(Records from a collection)
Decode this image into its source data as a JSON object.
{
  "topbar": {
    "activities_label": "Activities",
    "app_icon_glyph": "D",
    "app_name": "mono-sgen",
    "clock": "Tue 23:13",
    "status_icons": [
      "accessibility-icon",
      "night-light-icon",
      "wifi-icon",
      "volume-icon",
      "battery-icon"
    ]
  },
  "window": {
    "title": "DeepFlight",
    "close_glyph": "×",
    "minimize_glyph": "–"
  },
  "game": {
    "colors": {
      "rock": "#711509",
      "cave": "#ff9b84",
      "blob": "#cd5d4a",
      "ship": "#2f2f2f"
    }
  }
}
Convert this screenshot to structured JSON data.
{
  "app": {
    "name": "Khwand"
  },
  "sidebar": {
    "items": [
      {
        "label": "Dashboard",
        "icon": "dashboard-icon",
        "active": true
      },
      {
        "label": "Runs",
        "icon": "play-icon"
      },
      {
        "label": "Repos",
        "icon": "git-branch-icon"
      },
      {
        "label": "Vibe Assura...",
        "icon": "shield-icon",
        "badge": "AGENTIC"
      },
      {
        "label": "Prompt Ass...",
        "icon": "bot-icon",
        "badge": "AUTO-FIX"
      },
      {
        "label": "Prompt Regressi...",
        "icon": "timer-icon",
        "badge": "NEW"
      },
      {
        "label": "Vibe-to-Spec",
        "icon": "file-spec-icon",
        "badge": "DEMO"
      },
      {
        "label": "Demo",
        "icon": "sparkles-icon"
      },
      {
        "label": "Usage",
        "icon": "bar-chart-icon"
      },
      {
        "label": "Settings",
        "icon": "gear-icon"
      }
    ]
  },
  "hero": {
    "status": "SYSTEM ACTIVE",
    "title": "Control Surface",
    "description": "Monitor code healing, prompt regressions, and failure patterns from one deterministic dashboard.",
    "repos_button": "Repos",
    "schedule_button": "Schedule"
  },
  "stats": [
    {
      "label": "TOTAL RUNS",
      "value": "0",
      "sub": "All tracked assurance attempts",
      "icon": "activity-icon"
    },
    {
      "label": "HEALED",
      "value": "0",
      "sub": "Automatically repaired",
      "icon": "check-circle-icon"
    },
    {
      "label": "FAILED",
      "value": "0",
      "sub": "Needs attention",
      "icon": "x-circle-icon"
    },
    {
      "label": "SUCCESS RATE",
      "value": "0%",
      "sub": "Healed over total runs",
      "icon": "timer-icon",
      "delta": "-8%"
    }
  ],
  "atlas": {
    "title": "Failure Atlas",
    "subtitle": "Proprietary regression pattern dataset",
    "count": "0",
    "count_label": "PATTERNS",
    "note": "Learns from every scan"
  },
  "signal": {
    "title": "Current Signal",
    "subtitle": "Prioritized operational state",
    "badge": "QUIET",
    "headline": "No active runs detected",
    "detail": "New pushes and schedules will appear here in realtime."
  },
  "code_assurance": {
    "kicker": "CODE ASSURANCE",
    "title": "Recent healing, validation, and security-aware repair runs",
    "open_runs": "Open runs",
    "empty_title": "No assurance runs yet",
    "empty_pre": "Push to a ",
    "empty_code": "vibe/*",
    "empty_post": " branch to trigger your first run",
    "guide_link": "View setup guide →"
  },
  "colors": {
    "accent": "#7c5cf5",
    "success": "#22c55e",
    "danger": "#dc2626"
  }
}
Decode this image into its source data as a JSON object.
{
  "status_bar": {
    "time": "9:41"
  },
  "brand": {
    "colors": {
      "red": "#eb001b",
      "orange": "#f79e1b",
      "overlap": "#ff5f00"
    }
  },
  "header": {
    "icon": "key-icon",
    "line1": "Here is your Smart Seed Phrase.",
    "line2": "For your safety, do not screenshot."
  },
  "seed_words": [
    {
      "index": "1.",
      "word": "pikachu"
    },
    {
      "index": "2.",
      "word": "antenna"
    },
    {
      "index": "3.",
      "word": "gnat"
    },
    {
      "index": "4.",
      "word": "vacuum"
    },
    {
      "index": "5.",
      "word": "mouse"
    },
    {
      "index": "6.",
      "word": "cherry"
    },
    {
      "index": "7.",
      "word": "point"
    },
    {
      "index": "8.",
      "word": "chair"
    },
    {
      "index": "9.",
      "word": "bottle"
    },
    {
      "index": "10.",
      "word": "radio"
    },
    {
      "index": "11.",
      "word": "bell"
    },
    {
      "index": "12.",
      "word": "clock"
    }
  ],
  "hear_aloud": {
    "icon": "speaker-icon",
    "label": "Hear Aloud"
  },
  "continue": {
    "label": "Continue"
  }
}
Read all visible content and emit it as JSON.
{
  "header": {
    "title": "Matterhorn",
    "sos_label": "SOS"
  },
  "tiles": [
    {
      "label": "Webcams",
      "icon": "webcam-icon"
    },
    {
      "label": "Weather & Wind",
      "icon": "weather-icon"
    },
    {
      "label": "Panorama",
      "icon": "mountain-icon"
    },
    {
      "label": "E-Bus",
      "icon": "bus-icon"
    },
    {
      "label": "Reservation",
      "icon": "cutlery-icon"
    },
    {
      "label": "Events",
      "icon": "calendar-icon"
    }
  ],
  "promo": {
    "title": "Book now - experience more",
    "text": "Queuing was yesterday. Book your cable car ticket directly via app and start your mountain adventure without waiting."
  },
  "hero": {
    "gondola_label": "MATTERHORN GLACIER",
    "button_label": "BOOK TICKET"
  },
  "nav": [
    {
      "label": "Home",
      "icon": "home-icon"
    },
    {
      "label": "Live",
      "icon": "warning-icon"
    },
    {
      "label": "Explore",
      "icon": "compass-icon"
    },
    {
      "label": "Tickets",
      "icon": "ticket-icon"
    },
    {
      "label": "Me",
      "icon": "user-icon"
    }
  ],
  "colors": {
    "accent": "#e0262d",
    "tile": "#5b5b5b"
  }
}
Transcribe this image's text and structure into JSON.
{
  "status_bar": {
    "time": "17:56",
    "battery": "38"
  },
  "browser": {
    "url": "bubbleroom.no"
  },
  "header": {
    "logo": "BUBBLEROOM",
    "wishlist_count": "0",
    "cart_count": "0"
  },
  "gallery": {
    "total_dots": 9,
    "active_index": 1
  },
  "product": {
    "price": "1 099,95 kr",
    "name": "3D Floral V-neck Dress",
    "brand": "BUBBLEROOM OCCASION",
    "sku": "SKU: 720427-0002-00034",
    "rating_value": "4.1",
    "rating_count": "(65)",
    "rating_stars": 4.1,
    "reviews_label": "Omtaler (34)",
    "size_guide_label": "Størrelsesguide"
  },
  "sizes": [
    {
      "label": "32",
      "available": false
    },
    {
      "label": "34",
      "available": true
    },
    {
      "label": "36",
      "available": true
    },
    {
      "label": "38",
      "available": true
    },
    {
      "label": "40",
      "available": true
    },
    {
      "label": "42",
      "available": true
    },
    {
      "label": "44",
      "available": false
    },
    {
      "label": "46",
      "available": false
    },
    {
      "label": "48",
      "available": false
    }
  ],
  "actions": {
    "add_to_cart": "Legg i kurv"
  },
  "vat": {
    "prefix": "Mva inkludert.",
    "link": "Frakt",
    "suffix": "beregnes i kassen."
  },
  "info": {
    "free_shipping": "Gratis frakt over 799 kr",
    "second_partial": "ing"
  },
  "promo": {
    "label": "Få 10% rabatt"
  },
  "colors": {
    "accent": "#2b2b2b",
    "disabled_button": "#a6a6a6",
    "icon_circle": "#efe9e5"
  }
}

> WHAT THE EXERCISE ASKS:
Set down every line of the listing above again, exactly as given.

> SOLUTION FOR THIS EXERCISE:
Decode this image into its source data as a JSON object.
{
  "topbar": {
    "activities_label": "Activities",
    "app_icon_glyph": "D",
    "app_name": "mono-sgen",
    "clock": "Tue 23:13",
    "status_icons": [
      "accessibility-icon",
      "night-light-icon",
      "wifi-icon",
      "volume-icon",
      "battery-icon"
    ]
  },
  "window": {
    "title": "DeepFlight",
    "close_glyph": "×",
    "minimize_glyph": "–"
  },
  "game": {
    "colors": {
      "rock": "#711509",
      "cave": "#ff9b84",
      "blob": "#cd5d4a",
      "ship": "#2f2f2f"
    }
  }
}
Convert this screenshot to structured JSON data.
{
  "app": {
    "name": "Khwand"
  },
  "sidebar": {
    "items": [
      {
        "label": "Dashboard",
        "icon": "dashboard-icon",
        "active": true
      },
      {
        "label": "Runs",
        "icon": "play-icon"
      },
      {
        "label": "Repos",
        "icon": "git-branch-icon"
      },
      {
        "label": "Vibe Assura...",
        "icon": "shield-icon",
        "badge": "AGENTIC"
      },
      {
        "label": "Prompt Ass...",
        "icon": "bot-icon",
        "badge": "AUTO-FIX"
      },
      {
        "label": "Prompt Regressi...",
        "icon": "timer-icon",
        "badge": "NEW"
      },
      {
        "label": "Vibe-to-Spec",
        "icon": "file-spec-icon",
        "badge": "DEMO"
      },
      {
        "label": "Demo",
        "icon": "sparkles-icon"
      },
      {
        "label": "Usage",
        "icon": "bar-chart-icon"
      },
      {
        "label": "Settings",
        "icon": "gear-icon"
      }
    ]
  },
  "hero": {
    "status": "SYSTEM ACTIVE",
    "title": "Control Surface",
    "description": "Monitor code healing, prompt regressions, and failure patterns from one deterministic dashboard.",
    "repos_button": "Repos",
    "schedule_button": "Schedule"
  },
  "stats": [
    {
      "label": "TOTAL RUNS",
      "value": "0",
      "sub": "All tracked assurance attempts",
      "icon": "activity-icon"
    },
    {
      "label": "HEALED",
      "value": "0",
      "sub": "Automatically repaired",
      "icon": "check-circle-icon"
    },
    {
      "label": "FAILED",
      "value": "0",
      "sub": "Needs attention",
      "icon": "x-circle-icon"
    },
    {
      "label": "SUCCESS RATE",
      "value": "0%",
      "sub": "Healed over total runs",
      "icon": "timer-icon",
      "delta": "-8%"
    }
  ],
  "atlas": {
    "title": "Failure Atlas",
    "subtitle": "Proprietary regression pattern dataset",
    "count": "0",
    "count_label": "PATTERNS",
    "note": "Learns from every scan"
  },
  "signal": {
    "title": "Current Signal",
    "subtitle": "Prioritized operational state",
    "badge": "QUIET",
    "headline": "No active runs detected",
    "detail": "New pushes and schedules will appear here in realtime."
  },
  "code_assurance": {
    "kicker": "CODE ASSURANCE",
    "title": "Recent healing, validation, and security-aware repair runs",
    "open_runs": "Open runs",
    "empty_title": "No assurance runs yet",
    "empty_pre": "Push to a ",
    "empty_code": "vibe/*",
    "empty_post": " branch to trigger your first run",
    "guide_link": "View setup guide →"
  },
  "colors": {
    "accent": "#7c5cf5",
    "success": "#22c55e",
    "danger": "#dc2626"
  }
}
Decode this image into its source data as a JSON object.
{
  "status_bar": {
    "time": "9:41"
  },
  "brand": {
    "colors": {
      "red": "#eb001b",
      "orange": "#f79e1b",
      "overlap": "#ff5f00"
    }
  },
  "header": {
    "icon": "key-icon",
    "line1": "Here is your Smart Seed Phrase.",
    "line2": "For your safety, do not screenshot."
  },
  "seed_words": [
    {
      "index": "1.",
      "word": "pikachu"
    },
    {
      "index": "2.",
      "word": "antenna"
    },
    {
      "index": "3.",
      "word": "gnat"
    },
    {
      "index": "4.",
      "word": "vacuum"
    },
    {
      "index": "5.",
      "word": "mouse"
    },
    {
      "index": "6.",
      "word": "cherry"
    },
    {
      "index": "7.",
      "word": "point"
    },
    {
      "index": "8.",
      "word": "chair"
    },
    {
      "index": "9.",
      "word": "bottle"
    },
    {
      "index": "10.",
      "word": "radio"
    },
    {
      "index": "11.",
      "word": "bell"
    },
    {
      "index": "12.",
      "word": "clock"
    }
  ],
  "hear_aloud": {
    "icon": "speaker-icon",
    "label": "Hear Aloud"
  },
  "continue": {
    "label": "Continue"
  }
}
Read all visible content and emit it as JSON.
{
  "header": {
    "title": "Matterhorn",
    "sos_label": "SOS"
  },
  "tiles": [
    {
      "label": "Webcams",
      "icon": "webcam-icon"
    },
    {
      "label": "Weather & Wind",
      "icon": "weather-icon"
    },
    {
      "label": "Panorama",
      "icon": "mountain-icon"
    },
    {
      "label": "E-Bus",
      "icon": "bus-icon"
    },
    {
      "label": "Reservation",
      "icon": "cutlery-icon"
    },
    {
      "label": "Events",
      "icon": "calendar-icon"
    }
  ],
  "promo": {
    "title": "Book now - experience more",
    "text": "Queuing was yesterday. Book your cable car ticket directly via app and start your mountain adventure without waiting."
  },
  "hero": {
    "gondola_label": "MATTERHORN GLACIER",
    "button_label": "BOOK TICKET"
  },
  "nav": [
    {
      "label": "Home",
      "icon": "home-icon"
    },
    {
      "label": "Live",
      "icon": "warning-icon"
    },
    {
      "label": "Explore",
      "icon": "compass-icon"
    },
    {
      "label": "Tickets",
      "icon": "ticket-icon"
    },
    {
      "label": "Me",
      "icon": "user-icon"
    }
  ],
  "colors": {
    "accent": "#e0262d",
    "tile": "#5b5b5b"
  }
}
Transcribe this image's text and structure into JSON.
{
  "status_bar": {
    "time": "17:56",
    "battery": "38"
  },
  "browser": {
    "url": "bubbleroom.no"
  },
  "header": {
    "logo": "BUBBLEROOM",
    "wishlist_count": "0",
    "cart_count": "0"
  },
  "gallery": {
    "total_dots": 9,
    "active_index": 1
  },
  "product": {
    "price": "1 099,95 kr",
    "name": "3D Floral V-neck Dress",
    "brand": "BUBBLEROOM OCCASION",
    "sku": "SKU: 720427-0002-00034",
    "rating_value": "4.1",
    "rating_count": "(65)",
    "rating_stars": 4.1,
    "reviews_label": "Omtaler (34)",
    "size_guide_label": "Størrelsesguide"
  },
  "sizes": [
    {
      "label": "32",
      "available": false
    },
    {
      "label": "34",
      "available": true
    },
    {
      "label": "36",
      "available": true
    },
    {
      "label": "38",
      "available": true
    },
    {
      "label": "40",
      "available": true
    },
    {
      "label": "42",
      "available": true
    },
    {
      "label": "44",
      "available": false
    },
    {
      "label": "46",
      "available": false
    },
    {
      "label": "48",
      "available": false
    }
  ],
  "actions": {
    "add_to_cart": "Legg i kurv"
  },
  "vat": {
    "prefix": "Mva inkludert.",
    "link": "Frakt",
    "suffix": "beregnes i kassen."
  },
  "info": {
    "free_shipping": "Gratis frakt over 799 kr",
    "second_partial": "ing"
  },
  "promo": {
    "label": "Få 10% rabatt"
  },
  "colors": {
    "accent": "#2b2b2b",
    "disabled_button": "#a6a6a6",
    "icon_circle": "#efe9e5"
  }
}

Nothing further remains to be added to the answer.